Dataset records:
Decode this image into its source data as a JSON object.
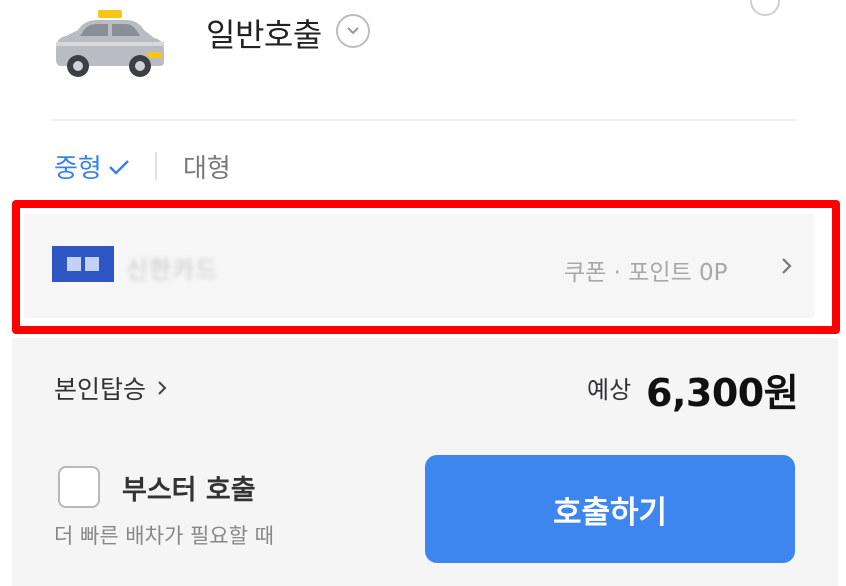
{
  "header": {
    "call_type_label": "일반호출",
    "icons": [
      "taxi-icon",
      "chevron-down-icon"
    ]
  },
  "vehicle_size_tabs": [
    {
      "label": "중형",
      "selected": true
    },
    {
      "label": "대형",
      "selected": false
    }
  ],
  "payment": {
    "card_name": "신한카드",
    "coupon_point_label": "쿠폰 · 포인트 0P",
    "highlighted": true
  },
  "ride_options": {
    "self_ride_label": "본인탑승",
    "estimate_label": "예상",
    "estimate_price": "6,300원"
  },
  "booster": {
    "label": "부스터 호출",
    "description": "더 빠른 배차가 필요할 때",
    "checked": false
  },
  "call_button_label": "호출하기",
  "colors": {
    "accent": "#3d86f0",
    "selected_tab": "#3b82e6",
    "highlight": "#ff0000"
  }
}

= REQUIREMENT =
Make an exact copy of the whole listing, but don't bring over any pictures.

= SOLUTION FOR THIS PROBLEM =
Decode this image into its source data as a JSON object.
{
  "header": {
    "call_type_label": "일반호출",
    "icons": [
      "taxi-icon",
      "chevron-down-icon"
    ]
  },
  "vehicle_size_tabs": [
    {
      "label": "중형",
      "selected": true
    },
    {
      "label": "대형",
      "selected": false
    }
  ],
  "payment": {
    "card_name": "신한카드",
    "coupon_point_label": "쿠폰 · 포인트 0P",
    "highlighted": true
  },
  "ride_options": {
    "self_ride_label": "본인탑승",
    "estimate_label": "예상",
    "estimate_price": "6,300원"
  },
  "booster": {
    "label": "부스터 호출",
    "description": "더 빠른 배차가 필요할 때",
    "checked": false
  },
  "call_button_label": "호출하기",
  "colors": {
    "accent": "#3d86f0",
    "selected_tab": "#3b82e6",
    "highlight": "#ff0000"
  }
}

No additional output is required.